▶ [PROVIDED RECORDS]:
════════
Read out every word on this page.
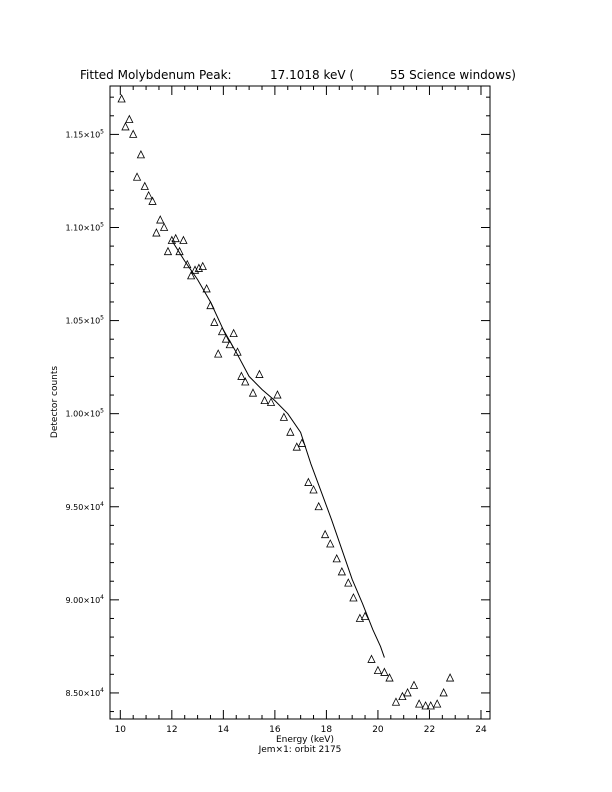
10	12	14	16	18	20	22	24
$8.50\times 10^4$
$9.00\times 10^4$
$9.50\times 10^4$
$1.00\times 10^5$
$1.05\times 10^5$
$1.10\times 10^5$
$1.15\times 10^5$
Energy (keV)
Jem×1: orbit 2175
Detector counts
Fitted Molybdenum Peak:	17.1018 keV (	55 Science windows)
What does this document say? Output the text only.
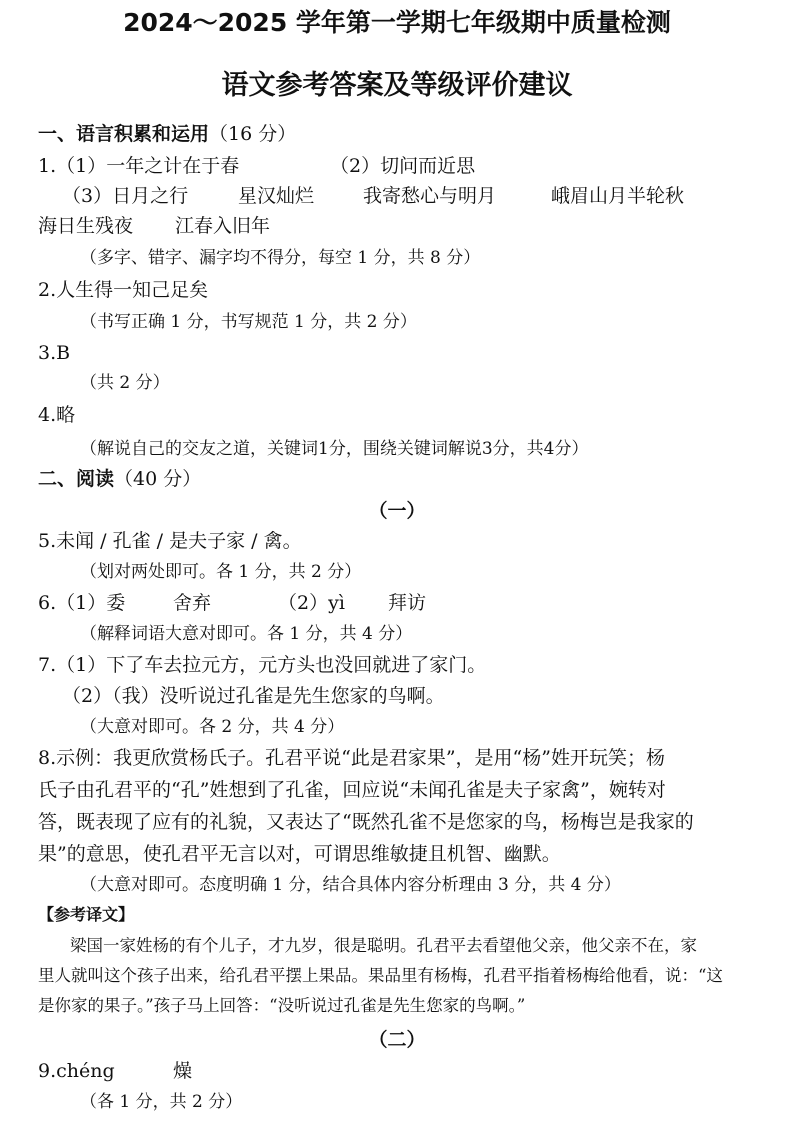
2024～2025 学年第一学期七年级期中质量检测
语文参考答案及等级评价建议
一、语言积累和运用（16 分）
1.（1）一年之计在于春	（2）切问而近思
（3）日月之行	星汉灿烂	我寄愁心与明月	峨眉山月半轮秋
海日生残夜 江春入旧年
（多字、错字、漏字均不得分，每空 1 分，共 8 分）
2.人生得一知己足矣
（书写正确 1 分，书写规范 1 分，共 2 分）
3.B
（共 2 分）
4.略
（解说自己的交友之道，关键词1分，围绕关键词解说3分，共4分）
二、阅读（40 分）
（一）
5.未闻 / 孔雀 / 是夫子家 / 禽。
（划对两处即可。各 1 分，共 2 分）
6.（1）委	舍弃	（2）yì 拜访
（解释词语大意对即可。各 1 分，共 4 分）
7.（1）下了车去拉元方，元方头也没回就进了家门。
（2）（我）没听说过孔雀是先生您家的鸟啊。
（大意对即可。各 2 分，共 4 分）
8.示例：我更欣赏杨氏子。孔君平说“此是君家果”，是用“杨”姓开玩笑；杨
氏子由孔君平的“孔”姓想到了孔雀，回应说“未闻孔雀是夫子家禽”，婉转对
答，既表现了应有的礼貌，又表达了“既然孔雀不是您家的鸟，杨梅岂是我家的
果”的意思，使孔君平无言以对，可谓思维敏捷且机智、幽默。
（大意对即可。态度明确 1 分，结合具体内容分析理由 3 分，共 4 分）
【参考译文】
梁国一家姓杨的有个儿子，才九岁，很是聪明。孔君平去看望他父亲，他父亲不在，家
里人就叫这个孩子出来，给孔君平摆上果品。果品里有杨梅，孔君平指着杨梅给他看，说：“这
是你家的果子。”孩子马上回答：“没听说过孔雀是先生您家的鸟啊。”
（二）
9.chéng	燥
（各 1 分，共 2 分）
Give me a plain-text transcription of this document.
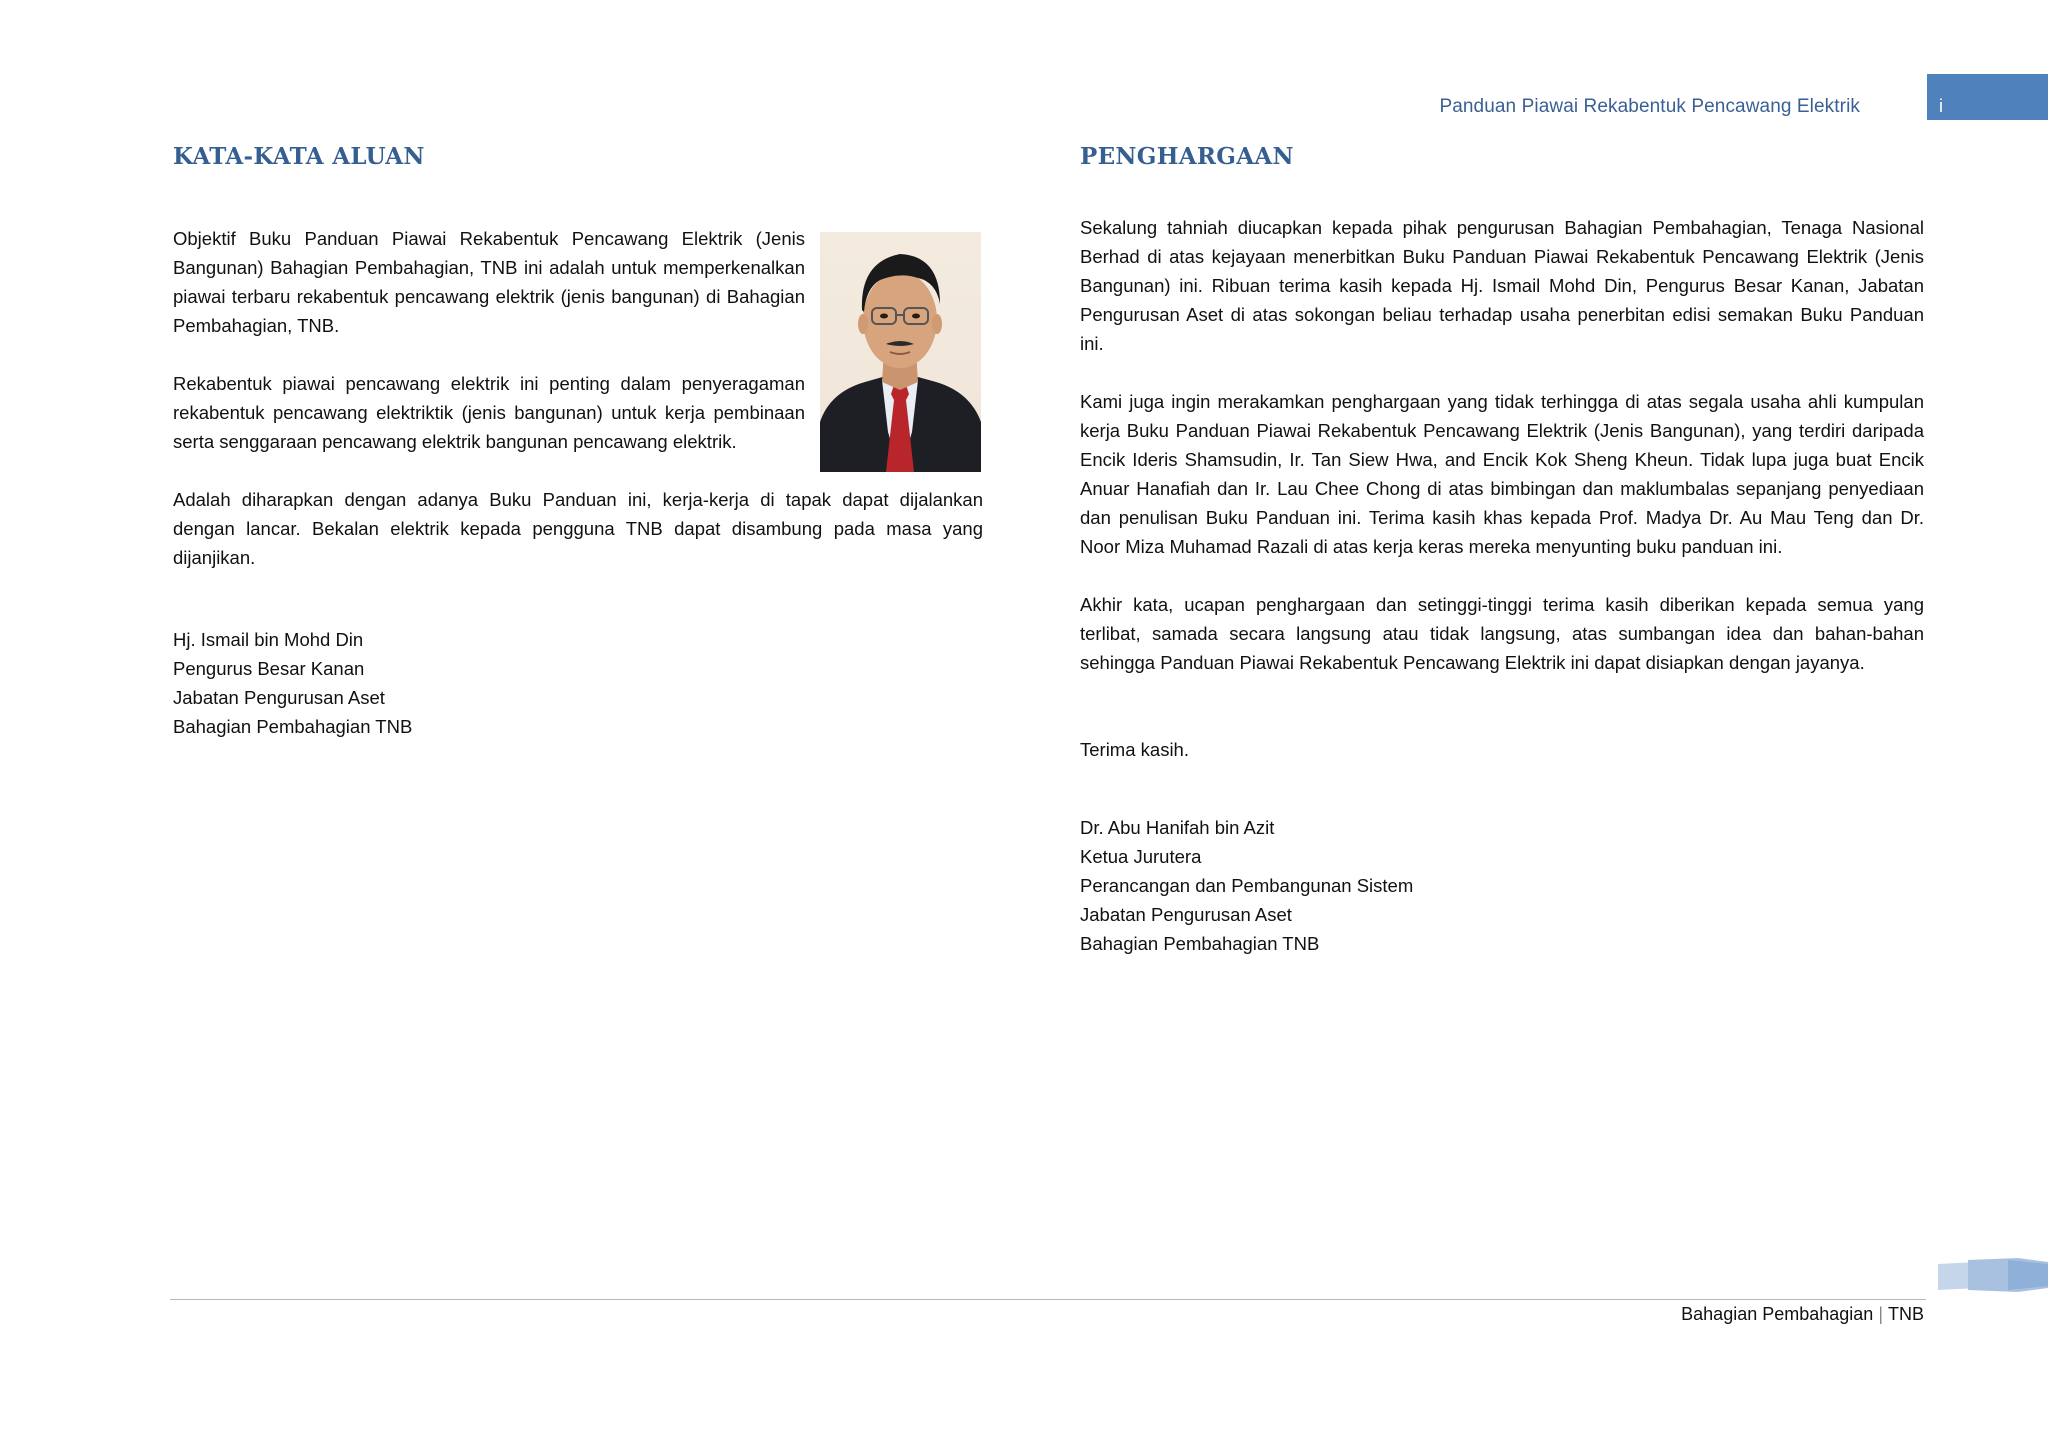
Panduan Piawai Rekabentuk Pencawang Elektrik	i
KATA-KATA ALUAN

Objektif Buku Panduan Piawai Rekabentuk Pencawang Elektrik (Jenis Bangunan) Bahagian Pembahagian, TNB ini adalah untuk memperkenalkan piawai terbaru rekabentuk pencawang elektrik (jenis bangunan) di Bahagian Pembahagian, TNB.

Rekabentuk piawai pencawang elektrik ini penting dalam penyeragaman rekabentuk pencawang elektriktik (jenis bangunan) untuk kerja pembinaan serta senggaraan pencawang elektrik bangunan pencawang elektrik.

Adalah diharapkan dengan adanya Buku Panduan ini, kerja-kerja di tapak dapat dijalankan dengan lancar. Bekalan elektrik kepada pengguna TNB dapat disambung pada masa yang dijanjikan.

Hj. Ismail bin Mohd Din
Pengurus Besar Kanan
Jabatan Pengurusan Aset
Bahagian Pembahagian TNB
PENGHARGAAN

Sekalung tahniah diucapkan kepada pihak pengurusan Bahagian Pembahagian, Tenaga Nasional Berhad di atas kejayaan menerbitkan Buku Panduan Piawai Rekabentuk Pencawang Elektrik (Jenis Bangunan) ini. Ribuan terima kasih kepada Hj. Ismail Mohd Din, Pengurus Besar Kanan, Jabatan Pengurusan Aset di atas sokongan beliau terhadap usaha penerbitan edisi semakan Buku Panduan ini.

Kami juga ingin merakamkan penghargaan yang tidak terhingga di atas segala usaha ahli kumpulan kerja Buku Panduan Piawai Rekabentuk Pencawang Elektrik (Jenis Bangunan), yang terdiri daripada Encik Ideris Shamsudin, Ir. Tan Siew Hwa, and Encik Kok Sheng Kheun. Tidak lupa juga buat Encik Anuar Hanafiah dan Ir. Lau Chee Chong di atas bimbingan dan maklumbalas sepanjang penyediaan dan penulisan Buku Panduan ini. Terima kasih khas kepada Prof. Madya Dr. Au Mau Teng dan Dr. Noor Miza Muhamad Razali di atas kerja keras mereka menyunting buku panduan ini.

Akhir kata, ucapan penghargaan dan setinggi-tinggi terima kasih diberikan kepada semua yang terlibat, samada secara langsung atau tidak langsung, atas sumbangan idea dan bahan-bahan sehingga Panduan Piawai Rekabentuk Pencawang Elektrik ini dapat disiapkan dengan jayanya.

Terima kasih.
Dr. Abu Hanifah bin Azit
Ketua Jurutera
Perancangan dan Pembangunan Sistem
Jabatan Pengurusan Aset
Bahagian Pembahagian TNB
Bahagian Pembahagian | TNB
════════
▶ [STATED TASK]:
Repeat the records word for word. Any picture in them should be left out.

▶ [WRITTEN RESPONSE]:
Read out every word on this page.
10	12	14	16	18	20	22	24
$8.50\times 10^4$
$9.00\times 10^4$
$9.50\times 10^4$
$1.00\times 10^5$
$1.05\times 10^5$
$1.10\times 10^5$
$1.15\times 10^5$
Energy (keV)
Jem×1: orbit 2175
Detector counts
Fitted Molybdenum Peak:	17.1018 keV (	55 Science windows)
What does this document say? Output the text only.
2024～2025 学年第一学期七年级期中质量检测
语文参考答案及等级评价建议
一、语言积累和运用（16 分）
1.（1）一年之计在于春	（2）切问而近思
（3）日月之行	星汉灿烂	我寄愁心与明月	峨眉山月半轮秋
海日生残夜 江春入旧年
（多字、错字、漏字均不得分，每空 1 分，共 8 分）
2.人生得一知己足矣
（书写正确 1 分，书写规范 1 分，共 2 分）
3.B
（共 2 分）
4.略
（解说自己的交友之道，关键词1分，围绕关键词解说3分，共4分）
二、阅读（40 分）
（一）
5.未闻 / 孔雀 / 是夫子家 / 禽。
（划对两处即可。各 1 分，共 2 分）
6.（1）委	舍弃	（2）yì 拜访
（解释词语大意对即可。各 1 分，共 4 分）
7.（1）下了车去拉元方，元方头也没回就进了家门。
（2）（我）没听说过孔雀是先生您家的鸟啊。
（大意对即可。各 2 分，共 4 分）
8.示例：我更欣赏杨氏子。孔君平说“此是君家果”，是用“杨”姓开玩笑；杨
氏子由孔君平的“孔”姓想到了孔雀，回应说“未闻孔雀是夫子家禽”，婉转对
答，既表现了应有的礼貌，又表达了“既然孔雀不是您家的鸟，杨梅岂是我家的
果”的意思，使孔君平无言以对，可谓思维敏捷且机智、幽默。
（大意对即可。态度明确 1 分，结合具体内容分析理由 3 分，共 4 分）
【参考译文】
梁国一家姓杨的有个儿子，才九岁，很是聪明。孔君平去看望他父亲，他父亲不在，家
里人就叫这个孩子出来，给孔君平摆上果品。果品里有杨梅，孔君平指着杨梅给他看，说：“这
是你家的果子。”孩子马上回答：“没听说过孔雀是先生您家的鸟啊。”
（二）
9.chéng	燥
（各 1 分，共 2 分）
Give me a plain-text transcription of this document.
Panduan Piawai Rekabentuk Pencawang Elektrik	i
KATA-KATA ALUAN

Objektif Buku Panduan Piawai Rekabentuk Pencawang Elektrik (Jenis Bangunan) Bahagian Pembahagian, TNB ini adalah untuk memperkenalkan piawai terbaru rekabentuk pencawang elektrik (jenis bangunan) di Bahagian Pembahagian, TNB.

Rekabentuk piawai pencawang elektrik ini penting dalam penyeragaman rekabentuk pencawang elektriktik (jenis bangunan) untuk kerja pembinaan serta senggaraan pencawang elektrik bangunan pencawang elektrik.

Adalah diharapkan dengan adanya Buku Panduan ini, kerja-kerja di tapak dapat dijalankan dengan lancar. Bekalan elektrik kepada pengguna TNB dapat disambung pada masa yang dijanjikan.

Hj. Ismail bin Mohd Din
Pengurus Besar Kanan
Jabatan Pengurusan Aset
Bahagian Pembahagian TNB
PENGHARGAAN

Sekalung tahniah diucapkan kepada pihak pengurusan Bahagian Pembahagian, Tenaga Nasional Berhad di atas kejayaan menerbitkan Buku Panduan Piawai Rekabentuk Pencawang Elektrik (Jenis Bangunan) ini. Ribuan terima kasih kepada Hj. Ismail Mohd Din, Pengurus Besar Kanan, Jabatan Pengurusan Aset di atas sokongan beliau terhadap usaha penerbitan edisi semakan Buku Panduan ini.

Kami juga ingin merakamkan penghargaan yang tidak terhingga di atas segala usaha ahli kumpulan kerja Buku Panduan Piawai Rekabentuk Pencawang Elektrik (Jenis Bangunan), yang terdiri daripada Encik Ideris Shamsudin, Ir. Tan Siew Hwa, and Encik Kok Sheng Kheun. Tidak lupa juga buat Encik Anuar Hanafiah dan Ir. Lau Chee Chong di atas bimbingan dan maklumbalas sepanjang penyediaan dan penulisan Buku Panduan ini. Terima kasih khas kepada Prof. Madya Dr. Au Mau Teng dan Dr. Noor Miza Muhamad Razali di atas kerja keras mereka menyunting buku panduan ini.

Akhir kata, ucapan penghargaan dan setinggi-tinggi terima kasih diberikan kepada semua yang terlibat, samada secara langsung atau tidak langsung, atas sumbangan idea dan bahan-bahan sehingga Panduan Piawai Rekabentuk Pencawang Elektrik ini dapat disiapkan dengan jayanya.

Terima kasih.
Dr. Abu Hanifah bin Azit
Ketua Jurutera
Perancangan dan Pembangunan Sistem
Jabatan Pengurusan Aset
Bahagian Pembahagian TNB
Bahagian Pembahagian | TNB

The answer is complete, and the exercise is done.